**Objective**. List all lines of the data containing the word "Credit".

**Data for this exercise**.
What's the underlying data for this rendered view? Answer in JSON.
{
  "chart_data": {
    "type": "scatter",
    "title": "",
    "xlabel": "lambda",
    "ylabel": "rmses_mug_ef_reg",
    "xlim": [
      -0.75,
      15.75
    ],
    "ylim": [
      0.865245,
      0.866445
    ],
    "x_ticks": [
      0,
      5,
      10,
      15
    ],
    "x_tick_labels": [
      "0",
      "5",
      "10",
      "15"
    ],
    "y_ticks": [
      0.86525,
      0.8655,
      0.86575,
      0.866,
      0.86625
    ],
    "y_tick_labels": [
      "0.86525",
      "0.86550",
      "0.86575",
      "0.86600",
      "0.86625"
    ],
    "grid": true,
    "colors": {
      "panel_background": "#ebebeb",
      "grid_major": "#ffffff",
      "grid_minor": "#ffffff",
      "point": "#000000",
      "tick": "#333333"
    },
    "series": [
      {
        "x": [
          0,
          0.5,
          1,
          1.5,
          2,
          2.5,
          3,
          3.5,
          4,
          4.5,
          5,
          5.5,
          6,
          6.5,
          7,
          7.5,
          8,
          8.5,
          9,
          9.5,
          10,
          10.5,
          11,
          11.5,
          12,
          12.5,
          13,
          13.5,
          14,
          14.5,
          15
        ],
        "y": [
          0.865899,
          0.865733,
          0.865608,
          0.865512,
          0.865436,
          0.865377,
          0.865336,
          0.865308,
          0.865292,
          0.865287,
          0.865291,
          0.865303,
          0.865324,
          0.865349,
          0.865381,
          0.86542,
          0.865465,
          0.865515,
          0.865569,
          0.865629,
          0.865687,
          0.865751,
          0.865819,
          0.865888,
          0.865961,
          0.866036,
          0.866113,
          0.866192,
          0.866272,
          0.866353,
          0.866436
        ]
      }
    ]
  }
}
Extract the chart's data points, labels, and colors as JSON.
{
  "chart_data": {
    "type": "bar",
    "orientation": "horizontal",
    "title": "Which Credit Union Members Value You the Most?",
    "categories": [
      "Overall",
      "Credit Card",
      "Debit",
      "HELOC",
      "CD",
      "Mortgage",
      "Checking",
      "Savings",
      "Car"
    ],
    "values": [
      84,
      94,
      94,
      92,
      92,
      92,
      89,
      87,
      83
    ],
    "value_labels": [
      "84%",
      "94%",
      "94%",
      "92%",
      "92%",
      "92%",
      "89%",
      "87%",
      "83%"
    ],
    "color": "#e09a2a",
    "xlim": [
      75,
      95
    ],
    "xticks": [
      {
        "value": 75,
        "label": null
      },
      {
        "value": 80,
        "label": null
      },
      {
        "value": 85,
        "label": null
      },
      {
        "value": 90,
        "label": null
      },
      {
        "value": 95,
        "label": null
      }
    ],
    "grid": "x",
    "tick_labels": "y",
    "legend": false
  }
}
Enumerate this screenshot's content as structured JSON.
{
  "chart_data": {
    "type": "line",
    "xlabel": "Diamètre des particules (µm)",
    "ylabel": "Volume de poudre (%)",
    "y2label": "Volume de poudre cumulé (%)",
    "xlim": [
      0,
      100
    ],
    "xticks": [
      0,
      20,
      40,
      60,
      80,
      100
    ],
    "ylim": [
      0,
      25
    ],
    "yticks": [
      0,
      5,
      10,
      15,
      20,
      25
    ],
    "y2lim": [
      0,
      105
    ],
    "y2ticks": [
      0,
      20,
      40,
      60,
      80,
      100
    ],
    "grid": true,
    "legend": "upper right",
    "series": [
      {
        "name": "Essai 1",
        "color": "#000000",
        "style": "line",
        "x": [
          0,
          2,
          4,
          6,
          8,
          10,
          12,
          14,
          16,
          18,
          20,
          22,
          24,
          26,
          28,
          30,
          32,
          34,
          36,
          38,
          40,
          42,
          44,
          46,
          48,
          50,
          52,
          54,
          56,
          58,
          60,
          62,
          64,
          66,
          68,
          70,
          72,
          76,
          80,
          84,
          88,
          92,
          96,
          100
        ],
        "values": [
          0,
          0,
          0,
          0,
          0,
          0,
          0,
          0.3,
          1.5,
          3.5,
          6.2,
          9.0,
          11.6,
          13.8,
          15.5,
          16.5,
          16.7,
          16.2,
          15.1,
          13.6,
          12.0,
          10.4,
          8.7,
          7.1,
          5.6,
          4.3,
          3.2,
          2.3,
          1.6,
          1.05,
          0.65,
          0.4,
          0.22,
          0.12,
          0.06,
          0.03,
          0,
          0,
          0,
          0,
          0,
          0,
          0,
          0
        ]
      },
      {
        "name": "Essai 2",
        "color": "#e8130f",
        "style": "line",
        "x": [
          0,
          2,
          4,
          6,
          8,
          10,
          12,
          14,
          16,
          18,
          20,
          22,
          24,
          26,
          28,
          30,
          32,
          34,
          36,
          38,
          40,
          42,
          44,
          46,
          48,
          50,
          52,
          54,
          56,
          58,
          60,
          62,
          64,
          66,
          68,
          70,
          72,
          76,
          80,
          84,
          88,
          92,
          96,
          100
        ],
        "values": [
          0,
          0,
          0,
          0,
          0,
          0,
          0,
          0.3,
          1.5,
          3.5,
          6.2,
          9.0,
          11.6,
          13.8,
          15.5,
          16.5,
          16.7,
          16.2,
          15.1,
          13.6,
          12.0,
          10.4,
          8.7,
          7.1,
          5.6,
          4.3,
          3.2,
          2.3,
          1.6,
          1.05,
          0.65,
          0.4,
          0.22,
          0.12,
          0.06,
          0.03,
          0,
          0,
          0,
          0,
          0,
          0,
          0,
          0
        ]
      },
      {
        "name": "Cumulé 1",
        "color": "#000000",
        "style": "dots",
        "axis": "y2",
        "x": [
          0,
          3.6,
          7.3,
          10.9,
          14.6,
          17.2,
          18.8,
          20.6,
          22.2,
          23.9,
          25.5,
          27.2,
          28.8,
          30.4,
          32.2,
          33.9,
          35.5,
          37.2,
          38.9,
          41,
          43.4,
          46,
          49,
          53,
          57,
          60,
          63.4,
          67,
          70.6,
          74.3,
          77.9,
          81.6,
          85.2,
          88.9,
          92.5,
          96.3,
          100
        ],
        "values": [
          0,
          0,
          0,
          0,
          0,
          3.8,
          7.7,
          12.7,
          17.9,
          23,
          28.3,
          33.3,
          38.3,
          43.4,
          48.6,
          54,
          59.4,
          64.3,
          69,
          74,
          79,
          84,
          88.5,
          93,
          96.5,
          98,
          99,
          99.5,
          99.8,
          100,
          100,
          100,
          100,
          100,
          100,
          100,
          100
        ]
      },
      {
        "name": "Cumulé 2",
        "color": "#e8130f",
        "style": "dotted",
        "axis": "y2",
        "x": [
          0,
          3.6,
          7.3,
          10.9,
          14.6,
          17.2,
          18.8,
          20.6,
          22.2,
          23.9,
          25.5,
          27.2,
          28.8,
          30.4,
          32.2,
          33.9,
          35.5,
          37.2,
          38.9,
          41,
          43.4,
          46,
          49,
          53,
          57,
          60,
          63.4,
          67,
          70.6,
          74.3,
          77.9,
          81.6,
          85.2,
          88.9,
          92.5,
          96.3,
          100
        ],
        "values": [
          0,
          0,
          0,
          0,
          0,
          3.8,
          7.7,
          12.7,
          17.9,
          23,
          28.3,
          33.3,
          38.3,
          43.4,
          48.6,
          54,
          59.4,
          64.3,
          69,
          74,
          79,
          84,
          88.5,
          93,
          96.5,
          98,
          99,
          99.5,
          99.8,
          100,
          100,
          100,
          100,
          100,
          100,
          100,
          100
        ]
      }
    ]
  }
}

**Written reply**.
    "title": "Which Credit Union Members Value You the Most?",
      "Credit Card",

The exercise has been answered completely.